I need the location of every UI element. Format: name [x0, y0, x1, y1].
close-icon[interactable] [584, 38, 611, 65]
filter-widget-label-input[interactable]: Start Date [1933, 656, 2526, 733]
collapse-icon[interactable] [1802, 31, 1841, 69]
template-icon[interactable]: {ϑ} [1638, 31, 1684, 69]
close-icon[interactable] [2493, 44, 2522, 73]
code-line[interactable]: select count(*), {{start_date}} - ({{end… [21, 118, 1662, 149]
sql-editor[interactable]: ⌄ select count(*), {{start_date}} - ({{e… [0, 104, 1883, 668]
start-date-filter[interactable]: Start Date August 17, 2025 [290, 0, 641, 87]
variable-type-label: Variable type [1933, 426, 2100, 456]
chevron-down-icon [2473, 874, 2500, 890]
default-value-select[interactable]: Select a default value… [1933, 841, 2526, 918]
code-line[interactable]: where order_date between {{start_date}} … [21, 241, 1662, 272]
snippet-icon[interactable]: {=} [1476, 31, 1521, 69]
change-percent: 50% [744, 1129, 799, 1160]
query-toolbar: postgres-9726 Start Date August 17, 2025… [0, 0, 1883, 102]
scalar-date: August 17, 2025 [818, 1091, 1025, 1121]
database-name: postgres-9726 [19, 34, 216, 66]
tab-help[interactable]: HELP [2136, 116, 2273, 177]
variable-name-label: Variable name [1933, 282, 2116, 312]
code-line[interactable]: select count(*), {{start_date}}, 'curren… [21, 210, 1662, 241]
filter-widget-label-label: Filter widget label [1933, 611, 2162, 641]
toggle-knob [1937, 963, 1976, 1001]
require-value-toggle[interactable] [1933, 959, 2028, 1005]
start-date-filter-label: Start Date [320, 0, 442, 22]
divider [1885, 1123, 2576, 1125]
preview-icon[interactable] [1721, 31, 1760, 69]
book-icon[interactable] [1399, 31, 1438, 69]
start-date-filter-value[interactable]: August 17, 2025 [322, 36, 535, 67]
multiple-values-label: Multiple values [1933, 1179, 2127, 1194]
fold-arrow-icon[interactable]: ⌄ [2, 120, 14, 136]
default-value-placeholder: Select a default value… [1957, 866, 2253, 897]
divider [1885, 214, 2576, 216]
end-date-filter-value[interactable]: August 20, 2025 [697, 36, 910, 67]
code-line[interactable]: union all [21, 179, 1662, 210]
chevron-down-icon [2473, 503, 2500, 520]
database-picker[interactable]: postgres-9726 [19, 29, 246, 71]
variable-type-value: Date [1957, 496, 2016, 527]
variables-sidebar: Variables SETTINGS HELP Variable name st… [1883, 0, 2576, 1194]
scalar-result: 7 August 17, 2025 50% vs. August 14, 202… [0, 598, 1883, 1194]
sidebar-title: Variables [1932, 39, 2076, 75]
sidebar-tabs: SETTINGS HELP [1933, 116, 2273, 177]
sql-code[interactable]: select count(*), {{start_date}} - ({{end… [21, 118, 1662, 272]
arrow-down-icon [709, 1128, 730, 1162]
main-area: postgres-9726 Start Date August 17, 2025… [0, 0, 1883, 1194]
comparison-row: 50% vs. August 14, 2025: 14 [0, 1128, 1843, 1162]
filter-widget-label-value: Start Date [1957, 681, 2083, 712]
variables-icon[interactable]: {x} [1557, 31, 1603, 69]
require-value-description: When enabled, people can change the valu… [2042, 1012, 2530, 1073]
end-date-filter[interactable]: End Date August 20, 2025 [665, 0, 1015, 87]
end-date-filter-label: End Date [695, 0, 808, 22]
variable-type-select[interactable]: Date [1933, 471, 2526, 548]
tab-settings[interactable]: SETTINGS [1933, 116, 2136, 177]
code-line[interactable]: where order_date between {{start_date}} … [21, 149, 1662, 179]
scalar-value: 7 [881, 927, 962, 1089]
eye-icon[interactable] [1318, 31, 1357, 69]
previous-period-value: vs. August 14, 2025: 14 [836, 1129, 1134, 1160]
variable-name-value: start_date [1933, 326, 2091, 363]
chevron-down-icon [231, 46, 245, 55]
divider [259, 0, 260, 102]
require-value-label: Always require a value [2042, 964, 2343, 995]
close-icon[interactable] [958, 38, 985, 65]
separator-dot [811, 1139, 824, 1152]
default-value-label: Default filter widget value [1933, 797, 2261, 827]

□ □ □ □ □ □ □

YOUR OBJECTIVE: Can you retype the entries character for character, starting at the very first line and ending with the line that contains "variable-type-value: Date [1957, 496, 2016, 527]"?

SOLUTION:
I need the location of every UI element. Format: name [x0, y0, x1, y1].
close-icon[interactable] [584, 38, 611, 65]
filter-widget-label-input[interactable]: Start Date [1933, 656, 2526, 733]
collapse-icon[interactable] [1802, 31, 1841, 69]
template-icon[interactable]: {ϑ} [1638, 31, 1684, 69]
close-icon[interactable] [2493, 44, 2522, 73]
code-line[interactable]: select count(*), {{start_date}} - ({{end… [21, 118, 1662, 149]
sql-editor[interactable]: ⌄ select count(*), {{start_date}} - ({{e… [0, 104, 1883, 668]
start-date-filter[interactable]: Start Date August 17, 2025 [290, 0, 641, 87]
variable-type-label: Variable type [1933, 426, 2100, 456]
chevron-down-icon [2473, 874, 2500, 890]
default-value-select[interactable]: Select a default value… [1933, 841, 2526, 918]
code-line[interactable]: where order_date between {{start_date}} … [21, 241, 1662, 272]
snippet-icon[interactable]: {=} [1476, 31, 1521, 69]
change-percent: 50% [744, 1129, 799, 1160]
query-toolbar: postgres-9726 Start Date August 17, 2025… [0, 0, 1883, 102]
scalar-date: August 17, 2025 [818, 1091, 1025, 1121]
database-name: postgres-9726 [19, 34, 216, 66]
tab-help[interactable]: HELP [2136, 116, 2273, 177]
variable-name-label: Variable name [1933, 282, 2116, 312]
code-line[interactable]: select count(*), {{start_date}}, 'curren… [21, 210, 1662, 241]
filter-widget-label-label: Filter widget label [1933, 611, 2162, 641]
toggle-knob [1937, 963, 1976, 1001]
require-value-toggle[interactable] [1933, 959, 2028, 1005]
start-date-filter-label: Start Date [320, 0, 442, 22]
divider [1885, 1123, 2576, 1125]
preview-icon[interactable] [1721, 31, 1760, 69]
book-icon[interactable] [1399, 31, 1438, 69]
start-date-filter-value[interactable]: August 17, 2025 [322, 36, 535, 67]
multiple-values-label: Multiple values [1933, 1179, 2127, 1194]
fold-arrow-icon[interactable]: ⌄ [2, 120, 14, 136]
default-value-placeholder: Select a default value… [1957, 866, 2253, 897]
divider [1885, 214, 2576, 216]
end-date-filter-value[interactable]: August 20, 2025 [697, 36, 910, 67]
code-line[interactable]: union all [21, 179, 1662, 210]
chevron-down-icon [2473, 503, 2500, 520]
database-picker[interactable]: postgres-9726 [19, 29, 246, 71]
variable-type-value: Date [1957, 496, 2016, 527]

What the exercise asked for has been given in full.